Problem statement:
Reproduce the entries below in full, word for word.

Source material:
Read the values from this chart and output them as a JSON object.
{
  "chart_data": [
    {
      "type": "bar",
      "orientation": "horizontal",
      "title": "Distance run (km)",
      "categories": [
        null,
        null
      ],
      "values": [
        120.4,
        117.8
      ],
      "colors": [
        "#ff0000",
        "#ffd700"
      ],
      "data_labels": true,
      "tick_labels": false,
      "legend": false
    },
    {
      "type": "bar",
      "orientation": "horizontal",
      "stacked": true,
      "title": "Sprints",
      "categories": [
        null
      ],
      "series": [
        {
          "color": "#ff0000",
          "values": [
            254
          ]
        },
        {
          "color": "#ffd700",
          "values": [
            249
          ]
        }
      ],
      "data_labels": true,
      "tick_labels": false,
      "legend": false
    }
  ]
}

Solution for this problem:
Read the values from this chart and output them as a JSON object.
{
  "chart_data": [
    {
      "type": "bar",
      "orientation": "horizontal",
      "title": "Distance run (km)",
      "categories": [
        null,
        null
      ],
      "values": [
        120.4,
        117.8
      ],
      "colors": [
        "#ff0000",
        "#ffd700"
      ],
      "data_labels": true,
      "tick_labels": false,
      "legend": false
    },
    {
      "type": "bar",
      "orientation": "horizontal",
      "stacked": true,
      "title": "Sprints",
      "categories": [
        null
      ],
      "series": [
        {
          "color": "#ff0000",
          "values": [
            254
          ]
        },
        {
          "color": "#ffd700",
          "values": [
            249
          ]
        }
      ],
      "data_labels": true,
      "tick_labels": false,
      "legend": false
    }
  ]
}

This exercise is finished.